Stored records
╭──
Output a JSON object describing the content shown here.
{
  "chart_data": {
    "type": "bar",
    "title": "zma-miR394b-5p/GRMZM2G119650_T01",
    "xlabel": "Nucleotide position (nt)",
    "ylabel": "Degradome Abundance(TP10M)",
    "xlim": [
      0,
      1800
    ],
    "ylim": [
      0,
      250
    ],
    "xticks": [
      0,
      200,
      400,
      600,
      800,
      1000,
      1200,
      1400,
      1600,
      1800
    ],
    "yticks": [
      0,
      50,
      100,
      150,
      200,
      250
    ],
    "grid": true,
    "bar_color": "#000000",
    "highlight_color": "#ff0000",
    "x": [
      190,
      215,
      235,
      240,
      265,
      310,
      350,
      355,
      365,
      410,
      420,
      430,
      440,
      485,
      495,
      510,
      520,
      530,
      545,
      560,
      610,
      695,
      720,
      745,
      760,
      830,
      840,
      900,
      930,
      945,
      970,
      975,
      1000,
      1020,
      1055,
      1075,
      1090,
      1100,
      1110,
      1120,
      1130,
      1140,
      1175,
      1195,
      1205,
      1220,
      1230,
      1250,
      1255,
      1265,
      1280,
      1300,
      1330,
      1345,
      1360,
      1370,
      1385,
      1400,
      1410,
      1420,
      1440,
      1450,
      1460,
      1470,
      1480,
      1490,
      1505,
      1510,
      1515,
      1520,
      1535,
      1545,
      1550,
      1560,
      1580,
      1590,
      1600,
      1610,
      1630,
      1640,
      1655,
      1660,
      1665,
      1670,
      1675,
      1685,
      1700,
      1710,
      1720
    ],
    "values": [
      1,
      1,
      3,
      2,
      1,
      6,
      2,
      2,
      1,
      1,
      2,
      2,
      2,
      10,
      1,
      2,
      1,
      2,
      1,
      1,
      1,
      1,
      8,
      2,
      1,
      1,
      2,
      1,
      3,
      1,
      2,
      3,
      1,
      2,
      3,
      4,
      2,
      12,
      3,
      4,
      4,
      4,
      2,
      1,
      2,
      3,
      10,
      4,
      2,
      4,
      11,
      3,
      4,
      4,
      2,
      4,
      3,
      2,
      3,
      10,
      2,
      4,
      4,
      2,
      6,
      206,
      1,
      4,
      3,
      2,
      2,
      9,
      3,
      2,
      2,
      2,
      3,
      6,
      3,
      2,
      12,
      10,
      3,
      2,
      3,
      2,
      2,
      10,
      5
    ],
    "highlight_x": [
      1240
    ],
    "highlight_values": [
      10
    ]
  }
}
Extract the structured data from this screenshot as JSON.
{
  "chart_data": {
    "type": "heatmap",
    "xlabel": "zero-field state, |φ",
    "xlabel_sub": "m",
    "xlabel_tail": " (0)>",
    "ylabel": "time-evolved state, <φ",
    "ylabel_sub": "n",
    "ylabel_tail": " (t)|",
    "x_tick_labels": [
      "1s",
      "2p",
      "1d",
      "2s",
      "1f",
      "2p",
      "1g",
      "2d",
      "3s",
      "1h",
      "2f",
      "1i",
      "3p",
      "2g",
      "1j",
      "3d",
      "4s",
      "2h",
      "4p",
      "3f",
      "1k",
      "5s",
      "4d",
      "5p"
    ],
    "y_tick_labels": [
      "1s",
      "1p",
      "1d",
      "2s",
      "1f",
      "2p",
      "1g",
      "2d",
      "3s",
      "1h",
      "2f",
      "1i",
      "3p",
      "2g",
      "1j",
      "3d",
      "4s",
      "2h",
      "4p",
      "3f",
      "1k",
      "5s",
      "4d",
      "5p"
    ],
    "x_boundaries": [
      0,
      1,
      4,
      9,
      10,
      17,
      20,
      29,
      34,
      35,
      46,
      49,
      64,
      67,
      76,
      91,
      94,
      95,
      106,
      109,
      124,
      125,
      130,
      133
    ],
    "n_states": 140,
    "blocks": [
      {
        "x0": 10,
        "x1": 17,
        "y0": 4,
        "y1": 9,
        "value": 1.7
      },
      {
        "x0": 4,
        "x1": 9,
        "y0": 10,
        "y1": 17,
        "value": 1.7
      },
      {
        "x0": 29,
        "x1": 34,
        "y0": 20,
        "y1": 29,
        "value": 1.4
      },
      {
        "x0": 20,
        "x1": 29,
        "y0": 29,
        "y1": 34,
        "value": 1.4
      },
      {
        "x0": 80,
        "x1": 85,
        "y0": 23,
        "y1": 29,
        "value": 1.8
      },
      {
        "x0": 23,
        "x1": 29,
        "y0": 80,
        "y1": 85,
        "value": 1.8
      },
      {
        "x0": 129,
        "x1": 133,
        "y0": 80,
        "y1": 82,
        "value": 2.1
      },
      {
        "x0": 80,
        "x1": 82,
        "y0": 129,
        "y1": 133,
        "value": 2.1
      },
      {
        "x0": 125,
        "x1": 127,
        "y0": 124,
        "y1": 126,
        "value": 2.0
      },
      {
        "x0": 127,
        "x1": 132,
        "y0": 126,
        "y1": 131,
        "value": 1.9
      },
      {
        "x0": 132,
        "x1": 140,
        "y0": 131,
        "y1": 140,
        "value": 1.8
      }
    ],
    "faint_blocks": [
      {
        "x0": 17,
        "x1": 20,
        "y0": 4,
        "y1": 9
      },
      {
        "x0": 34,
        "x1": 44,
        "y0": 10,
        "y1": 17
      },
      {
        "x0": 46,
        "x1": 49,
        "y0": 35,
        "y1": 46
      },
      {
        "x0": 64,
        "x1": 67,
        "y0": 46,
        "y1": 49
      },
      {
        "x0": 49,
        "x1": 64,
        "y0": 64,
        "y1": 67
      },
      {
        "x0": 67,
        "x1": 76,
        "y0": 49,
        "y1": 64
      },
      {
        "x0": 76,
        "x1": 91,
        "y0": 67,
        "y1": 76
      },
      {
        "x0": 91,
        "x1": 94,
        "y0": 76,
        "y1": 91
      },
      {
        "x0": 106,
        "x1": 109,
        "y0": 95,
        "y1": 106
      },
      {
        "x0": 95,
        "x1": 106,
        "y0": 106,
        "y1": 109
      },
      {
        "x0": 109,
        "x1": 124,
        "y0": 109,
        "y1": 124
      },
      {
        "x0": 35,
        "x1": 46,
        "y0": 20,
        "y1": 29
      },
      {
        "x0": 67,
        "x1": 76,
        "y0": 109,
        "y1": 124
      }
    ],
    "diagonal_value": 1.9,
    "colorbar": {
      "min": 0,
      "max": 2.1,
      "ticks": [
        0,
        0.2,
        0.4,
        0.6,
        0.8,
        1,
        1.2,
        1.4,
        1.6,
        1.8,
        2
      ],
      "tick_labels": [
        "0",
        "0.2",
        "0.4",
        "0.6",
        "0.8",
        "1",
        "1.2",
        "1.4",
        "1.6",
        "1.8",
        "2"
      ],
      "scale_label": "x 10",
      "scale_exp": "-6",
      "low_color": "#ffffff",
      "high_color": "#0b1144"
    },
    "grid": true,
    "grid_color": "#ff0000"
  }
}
╰──
Could you transcribe the records in full, exactly?

Output a JSON object describing the content shown here.
{
  "chart_data": {
    "type": "bar",
    "title": "zma-miR394b-5p/GRMZM2G119650_T01",
    "xlabel": "Nucleotide position (nt)",
    "ylabel": "Degradome Abundance(TP10M)",
    "xlim": [
      0,
      1800
    ],
    "ylim": [
      0,
      250
    ],
    "xticks": [
      0,
      200,
      400,
      600,
      800,
      1000,
      1200,
      1400,
      1600,
      1800
    ],
    "yticks": [
      0,
      50,
      100,
      150,
      200,
      250
    ],
    "grid": true,
    "bar_color": "#000000",
    "highlight_color": "#ff0000",
    "x": [
      190,
      215,
      235,
      240,
      265,
      310,
      350,
      355,
      365,
      410,
      420,
      430,
      440,
      485,
      495,
      510,
      520,
      530,
      545,
      560,
      610,
      695,
      720,
      745,
      760,
      830,
      840,
      900,
      930,
      945,
      970,
      975,
      1000,
      1020,
      1055,
      1075,
      1090,
      1100,
      1110,
      1120,
      1130,
      1140,
      1175,
      1195,
      1205,
      1220,
      1230,
      1250,
      1255,
      1265,
      1280,
      1300,
      1330,
      1345,
      1360,
      1370,
      1385,
      1400,
      1410,
      1420,
      1440,
      1450,
      1460,
      1470,
      1480,
      1490,
      1505,
      1510,
      1515,
      1520,
      1535,
      1545,
      1550,
      1560,
      1580,
      1590,
      1600,
      1610,
      1630,
      1640,
      1655,
      1660,
      1665,
      1670,
      1675,
      1685,
      1700,
      1710,
      1720
    ],
    "values": [
      1,
      1,
      3,
      2,
      1,
      6,
      2,
      2,
      1,
      1,
      2,
      2,
      2,
      10,
      1,
      2,
      1,
      2,
      1,
      1,
      1,
      1,
      8,
      2,
      1,
      1,
      2,
      1,
      3,
      1,
      2,
      3,
      1,
      2,
      3,
      4,
      2,
      12,
      3,
      4,
      4,
      4,
      2,
      1,
      2,
      3,
      10,
      4,
      2,
      4,
      11,
      3,
      4,
      4,
      2,
      4,
      3,
      2,
      3,
      10,
      2,
      4,
      4,
      2,
      6,
      206,
      1,
      4,
      3,
      2,
      2,
      9,
      3,
      2,
      2,
      2,
      3,
      6,
      3,
      2,
      12,
      10,
      3,
      2,
      3,
      2,
      2,
      10,
      5
    ],
    "highlight_x": [
      1240
    ],
    "highlight_values": [
      10
    ]
  }
}
Extract the structured data from this screenshot as JSON.
{
  "chart_data": {
    "type": "heatmap",
    "xlabel": "zero-field state, |φ",
    "xlabel_sub": "m",
    "xlabel_tail": " (0)>",
    "ylabel": "time-evolved state, <φ",
    "ylabel_sub": "n",
    "ylabel_tail": " (t)|",
    "x_tick_labels": [
      "1s",
      "2p",
      "1d",
      "2s",
      "1f",
      "2p",
      "1g",
      "2d",
      "3s",
      "1h",
      "2f",
      "1i",
      "3p",
      "2g",
      "1j",
      "3d",
      "4s",
      "2h",
      "4p",
      "3f",
      "1k",
      "5s",
      "4d",
      "5p"
    ],
    "y_tick_labels": [
      "1s",
      "1p",
      "1d",
      "2s",
      "1f",
      "2p",
      "1g",
      "2d",
      "3s",
      "1h",
      "2f",
      "1i",
      "3p",
      "2g",
      "1j",
      "3d",
      "4s",
      "2h",
      "4p",
      "3f",
      "1k",
      "5s",
      "4d",
      "5p"
    ],
    "x_boundaries": [
      0,
      1,
      4,
      9,
      10,
      17,
      20,
      29,
      34,
      35,
      46,
      49,
      64,
      67,
      76,
      91,
      94,
      95,
      106,
      109,
      124,
      125,
      130,
      133
    ],
    "n_states": 140,
    "blocks": [
      {
        "x0": 10,
        "x1": 17,
        "y0": 4,
        "y1": 9,
        "value": 1.7
      },
      {
        "x0": 4,
        "x1": 9,
        "y0": 10,
        "y1": 17,
        "value": 1.7
      },
      {
        "x0": 29,
        "x1": 34,
        "y0": 20,
        "y1": 29,
        "value": 1.4
      },
      {
        "x0": 20,
        "x1": 29,
        "y0": 29,
        "y1": 34,
        "value": 1.4
      },
      {
        "x0": 80,
        "x1": 85,
        "y0": 23,
        "y1": 29,
        "value": 1.8
      },
      {
        "x0": 23,
        "x1": 29,
        "y0": 80,
        "y1": 85,
        "value": 1.8
      },
      {
        "x0": 129,
        "x1": 133,
        "y0": 80,
        "y1": 82,
        "value": 2.1
      },
      {
        "x0": 80,
        "x1": 82,
        "y0": 129,
        "y1": 133,
        "value": 2.1
      },
      {
        "x0": 125,
        "x1": 127,
        "y0": 124,
        "y1": 126,
        "value": 2.0
      },
      {
        "x0": 127,
        "x1": 132,
        "y0": 126,
        "y1": 131,
        "value": 1.9
      },
      {
        "x0": 132,
        "x1": 140,
        "y0": 131,
        "y1": 140,
        "value": 1.8
      }
    ],
    "faint_blocks": [
      {
        "x0": 17,
        "x1": 20,
        "y0": 4,
        "y1": 9
      },
      {
        "x0": 34,
        "x1": 44,
        "y0": 10,
        "y1": 17
      },
      {
        "x0": 46,
        "x1": 49,
        "y0": 35,
        "y1": 46
      },
      {
        "x0": 64,
        "x1": 67,
        "y0": 46,
        "y1": 49
      },
      {
        "x0": 49,
        "x1": 64,
        "y0": 64,
        "y1": 67
      },
      {
        "x0": 67,
        "x1": 76,
        "y0": 49,
        "y1": 64
      },
      {
        "x0": 76,
        "x1": 91,
        "y0": 67,
        "y1": 76
      },
      {
        "x0": 91,
        "x1": 94,
        "y0": 76,
        "y1": 91
      },
      {
        "x0": 106,
        "x1": 109,
        "y0": 95,
        "y1": 106
      },
      {
        "x0": 95,
        "x1": 106,
        "y0": 106,
        "y1": 109
      },
      {
        "x0": 109,
        "x1": 124,
        "y0": 109,
        "y1": 124
      },
      {
        "x0": 35,
        "x1": 46,
        "y0": 20,
        "y1": 29
      },
      {
        "x0": 67,
        "x1": 76,
        "y0": 109,
        "y1": 124
      }
    ],
    "diagonal_value": 1.9,
    "colorbar": {
      "min": 0,
      "max": 2.1,
      "ticks": [
        0,
        0.2,
        0.4,
        0.6,
        0.8,
        1,
        1.2,
        1.4,
        1.6,
        1.8,
        2
      ],
      "tick_labels": [
        "0",
        "0.2",
        "0.4",
        "0.6",
        "0.8",
        "1",
        "1.2",
        "1.4",
        "1.6",
        "1.8",
        "2"
      ],
      "scale_label": "x 10",
      "scale_exp": "-6",
      "low_color": "#ffffff",
      "high_color": "#0b1144"
    },
    "grid": true,
    "grid_color": "#ff0000"
  }
}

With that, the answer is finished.